**Records**

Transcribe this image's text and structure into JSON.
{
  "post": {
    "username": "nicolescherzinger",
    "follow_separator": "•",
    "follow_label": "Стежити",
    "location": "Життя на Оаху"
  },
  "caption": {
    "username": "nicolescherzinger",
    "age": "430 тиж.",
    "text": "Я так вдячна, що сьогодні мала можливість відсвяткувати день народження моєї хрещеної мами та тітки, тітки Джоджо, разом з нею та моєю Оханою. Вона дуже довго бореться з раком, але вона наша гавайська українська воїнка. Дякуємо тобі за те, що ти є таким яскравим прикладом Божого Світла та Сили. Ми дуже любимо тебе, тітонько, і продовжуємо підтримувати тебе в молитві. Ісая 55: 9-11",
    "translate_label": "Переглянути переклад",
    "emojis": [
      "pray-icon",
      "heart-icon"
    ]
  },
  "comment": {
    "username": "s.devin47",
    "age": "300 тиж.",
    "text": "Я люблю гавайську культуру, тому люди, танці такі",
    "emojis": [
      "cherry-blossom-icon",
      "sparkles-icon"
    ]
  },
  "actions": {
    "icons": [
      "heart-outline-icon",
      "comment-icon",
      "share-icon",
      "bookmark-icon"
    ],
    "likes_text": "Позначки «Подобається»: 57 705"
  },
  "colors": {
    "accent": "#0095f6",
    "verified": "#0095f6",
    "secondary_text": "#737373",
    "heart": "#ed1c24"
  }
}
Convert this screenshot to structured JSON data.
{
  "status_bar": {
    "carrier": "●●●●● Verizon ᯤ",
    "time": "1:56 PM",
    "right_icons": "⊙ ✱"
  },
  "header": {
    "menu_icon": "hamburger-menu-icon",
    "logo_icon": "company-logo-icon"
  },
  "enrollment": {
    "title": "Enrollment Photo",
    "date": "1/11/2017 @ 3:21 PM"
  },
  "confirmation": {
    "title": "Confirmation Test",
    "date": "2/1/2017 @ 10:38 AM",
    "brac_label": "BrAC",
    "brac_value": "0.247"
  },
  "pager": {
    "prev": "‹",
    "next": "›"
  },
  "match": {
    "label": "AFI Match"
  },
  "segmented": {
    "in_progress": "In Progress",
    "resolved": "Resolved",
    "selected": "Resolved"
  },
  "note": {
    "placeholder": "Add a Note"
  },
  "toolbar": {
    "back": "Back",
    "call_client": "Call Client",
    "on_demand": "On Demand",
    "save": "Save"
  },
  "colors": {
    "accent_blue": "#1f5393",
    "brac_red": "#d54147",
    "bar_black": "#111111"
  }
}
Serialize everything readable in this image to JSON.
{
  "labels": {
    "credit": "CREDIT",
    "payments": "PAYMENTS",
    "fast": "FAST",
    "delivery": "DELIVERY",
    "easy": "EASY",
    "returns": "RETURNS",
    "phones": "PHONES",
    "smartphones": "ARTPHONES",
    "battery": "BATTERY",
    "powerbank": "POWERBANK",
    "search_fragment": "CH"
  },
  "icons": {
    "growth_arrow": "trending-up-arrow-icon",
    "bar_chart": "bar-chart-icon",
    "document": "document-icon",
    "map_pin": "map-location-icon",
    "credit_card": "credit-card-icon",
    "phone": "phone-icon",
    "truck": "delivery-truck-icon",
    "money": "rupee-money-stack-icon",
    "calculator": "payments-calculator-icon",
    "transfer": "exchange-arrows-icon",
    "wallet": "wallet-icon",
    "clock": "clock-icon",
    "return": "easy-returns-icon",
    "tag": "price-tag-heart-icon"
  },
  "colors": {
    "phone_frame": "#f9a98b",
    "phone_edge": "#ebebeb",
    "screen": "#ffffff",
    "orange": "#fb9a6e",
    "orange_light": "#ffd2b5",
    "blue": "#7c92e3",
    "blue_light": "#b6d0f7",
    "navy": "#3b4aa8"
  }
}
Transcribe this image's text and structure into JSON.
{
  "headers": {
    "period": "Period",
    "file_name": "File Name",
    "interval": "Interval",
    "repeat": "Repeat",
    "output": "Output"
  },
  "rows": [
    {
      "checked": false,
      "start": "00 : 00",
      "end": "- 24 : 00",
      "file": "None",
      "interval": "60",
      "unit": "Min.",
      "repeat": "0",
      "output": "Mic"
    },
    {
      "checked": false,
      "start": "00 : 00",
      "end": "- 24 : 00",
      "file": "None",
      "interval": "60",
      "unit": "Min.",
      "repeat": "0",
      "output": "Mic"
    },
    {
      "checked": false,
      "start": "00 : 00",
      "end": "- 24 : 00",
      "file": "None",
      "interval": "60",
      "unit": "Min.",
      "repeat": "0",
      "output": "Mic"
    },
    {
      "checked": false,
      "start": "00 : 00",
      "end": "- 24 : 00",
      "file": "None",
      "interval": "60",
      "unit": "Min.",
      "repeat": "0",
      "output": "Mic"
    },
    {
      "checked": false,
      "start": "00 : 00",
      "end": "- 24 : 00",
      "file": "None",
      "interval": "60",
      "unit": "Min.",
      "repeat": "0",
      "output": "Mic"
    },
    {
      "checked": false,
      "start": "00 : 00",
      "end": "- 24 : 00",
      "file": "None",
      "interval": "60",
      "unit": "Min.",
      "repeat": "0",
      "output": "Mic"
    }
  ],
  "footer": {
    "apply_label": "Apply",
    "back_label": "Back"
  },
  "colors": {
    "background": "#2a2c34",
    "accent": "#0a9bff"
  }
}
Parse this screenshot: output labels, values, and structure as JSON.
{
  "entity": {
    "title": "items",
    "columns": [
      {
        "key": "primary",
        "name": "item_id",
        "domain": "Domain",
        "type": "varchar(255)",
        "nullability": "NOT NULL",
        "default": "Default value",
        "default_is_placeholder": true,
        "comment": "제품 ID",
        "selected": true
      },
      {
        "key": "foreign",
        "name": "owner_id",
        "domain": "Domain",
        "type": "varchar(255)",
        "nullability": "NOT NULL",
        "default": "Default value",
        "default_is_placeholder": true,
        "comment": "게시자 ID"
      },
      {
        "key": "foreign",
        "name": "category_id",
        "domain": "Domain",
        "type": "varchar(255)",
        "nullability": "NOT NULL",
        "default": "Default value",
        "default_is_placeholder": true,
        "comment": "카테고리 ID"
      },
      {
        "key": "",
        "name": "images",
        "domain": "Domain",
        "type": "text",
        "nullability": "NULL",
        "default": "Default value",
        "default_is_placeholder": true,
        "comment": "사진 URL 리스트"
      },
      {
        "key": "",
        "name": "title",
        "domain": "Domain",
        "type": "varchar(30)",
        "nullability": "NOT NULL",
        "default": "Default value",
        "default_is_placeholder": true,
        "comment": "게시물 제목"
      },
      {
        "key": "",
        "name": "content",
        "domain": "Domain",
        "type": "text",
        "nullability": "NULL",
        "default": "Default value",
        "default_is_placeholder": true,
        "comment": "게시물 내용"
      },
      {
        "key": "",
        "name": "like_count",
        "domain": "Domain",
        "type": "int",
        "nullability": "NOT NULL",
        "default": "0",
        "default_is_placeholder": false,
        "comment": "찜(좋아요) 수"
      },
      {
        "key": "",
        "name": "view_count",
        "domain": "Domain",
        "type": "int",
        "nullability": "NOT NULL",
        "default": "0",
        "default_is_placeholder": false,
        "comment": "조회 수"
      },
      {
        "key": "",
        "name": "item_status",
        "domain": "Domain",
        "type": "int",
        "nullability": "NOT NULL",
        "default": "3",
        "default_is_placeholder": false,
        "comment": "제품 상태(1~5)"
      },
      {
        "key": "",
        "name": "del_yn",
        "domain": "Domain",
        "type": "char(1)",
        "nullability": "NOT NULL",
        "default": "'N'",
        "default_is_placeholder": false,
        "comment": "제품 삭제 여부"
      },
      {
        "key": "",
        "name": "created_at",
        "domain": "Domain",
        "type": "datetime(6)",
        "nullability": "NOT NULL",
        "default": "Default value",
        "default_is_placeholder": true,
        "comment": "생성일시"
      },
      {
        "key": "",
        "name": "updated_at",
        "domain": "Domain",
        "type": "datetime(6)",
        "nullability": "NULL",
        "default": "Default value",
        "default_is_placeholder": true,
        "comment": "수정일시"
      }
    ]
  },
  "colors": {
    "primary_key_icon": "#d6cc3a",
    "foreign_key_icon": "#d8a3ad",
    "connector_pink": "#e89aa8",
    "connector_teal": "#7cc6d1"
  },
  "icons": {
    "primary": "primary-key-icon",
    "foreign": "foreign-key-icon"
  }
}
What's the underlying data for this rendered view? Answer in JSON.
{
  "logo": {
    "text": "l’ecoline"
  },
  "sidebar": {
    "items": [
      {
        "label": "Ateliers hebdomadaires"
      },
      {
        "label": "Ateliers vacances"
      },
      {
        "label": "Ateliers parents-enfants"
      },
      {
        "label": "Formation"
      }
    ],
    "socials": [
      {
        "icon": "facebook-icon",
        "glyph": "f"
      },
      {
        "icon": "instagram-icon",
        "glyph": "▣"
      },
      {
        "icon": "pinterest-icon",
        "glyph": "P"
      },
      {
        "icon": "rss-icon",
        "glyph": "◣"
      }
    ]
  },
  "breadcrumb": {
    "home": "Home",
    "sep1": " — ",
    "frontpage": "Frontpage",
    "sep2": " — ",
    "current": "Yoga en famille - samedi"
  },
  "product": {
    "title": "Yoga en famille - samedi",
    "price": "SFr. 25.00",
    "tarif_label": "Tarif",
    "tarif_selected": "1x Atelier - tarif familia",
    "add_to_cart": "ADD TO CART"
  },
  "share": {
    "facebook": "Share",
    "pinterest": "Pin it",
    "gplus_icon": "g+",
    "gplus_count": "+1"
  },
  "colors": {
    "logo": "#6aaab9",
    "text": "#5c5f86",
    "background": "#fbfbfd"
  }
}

**What to do**
Look through the entries above for the word "data". Copy every line where it shows up.

**Exercise result**
Convert this screenshot to structured JSON data.
What's the underlying data for this rendered view? Answer in JSON.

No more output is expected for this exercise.